◆ WORK INSTRUCTIONS:
Copy every line in which the string "label" occurs.
#### RECORDS SUPPLIED ####
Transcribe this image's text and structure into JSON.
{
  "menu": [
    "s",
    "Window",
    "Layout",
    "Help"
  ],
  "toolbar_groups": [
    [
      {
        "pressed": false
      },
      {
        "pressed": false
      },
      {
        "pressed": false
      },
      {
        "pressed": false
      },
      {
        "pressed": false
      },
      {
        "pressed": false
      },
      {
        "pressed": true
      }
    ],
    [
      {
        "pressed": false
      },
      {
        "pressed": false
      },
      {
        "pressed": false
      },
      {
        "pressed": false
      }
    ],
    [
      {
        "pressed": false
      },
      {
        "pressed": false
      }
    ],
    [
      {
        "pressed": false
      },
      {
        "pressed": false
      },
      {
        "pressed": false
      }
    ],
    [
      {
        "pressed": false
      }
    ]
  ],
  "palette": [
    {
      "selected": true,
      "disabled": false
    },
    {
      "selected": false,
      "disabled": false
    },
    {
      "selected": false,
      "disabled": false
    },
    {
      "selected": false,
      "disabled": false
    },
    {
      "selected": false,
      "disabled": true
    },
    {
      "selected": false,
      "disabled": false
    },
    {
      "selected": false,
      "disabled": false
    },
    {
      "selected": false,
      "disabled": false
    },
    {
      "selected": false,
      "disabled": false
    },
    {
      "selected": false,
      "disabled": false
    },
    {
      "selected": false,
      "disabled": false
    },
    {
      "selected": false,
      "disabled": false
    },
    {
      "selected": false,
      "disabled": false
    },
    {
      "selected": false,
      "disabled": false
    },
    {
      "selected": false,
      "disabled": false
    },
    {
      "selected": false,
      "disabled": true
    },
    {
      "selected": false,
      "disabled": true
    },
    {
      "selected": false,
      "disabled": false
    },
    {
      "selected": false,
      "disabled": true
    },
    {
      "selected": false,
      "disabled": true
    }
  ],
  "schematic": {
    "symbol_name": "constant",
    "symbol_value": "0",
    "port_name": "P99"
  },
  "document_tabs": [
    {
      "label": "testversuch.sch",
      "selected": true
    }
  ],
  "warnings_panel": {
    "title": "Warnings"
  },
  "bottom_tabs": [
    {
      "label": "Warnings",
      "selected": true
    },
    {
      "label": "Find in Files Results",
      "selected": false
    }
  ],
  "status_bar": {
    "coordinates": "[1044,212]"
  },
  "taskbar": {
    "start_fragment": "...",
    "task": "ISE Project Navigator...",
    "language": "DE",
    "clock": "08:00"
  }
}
####
◆ EXERCISE RESPONSE:
      "label": "testversuch.sch",
      "label": "Warnings",
      "label": "Find in Files Results",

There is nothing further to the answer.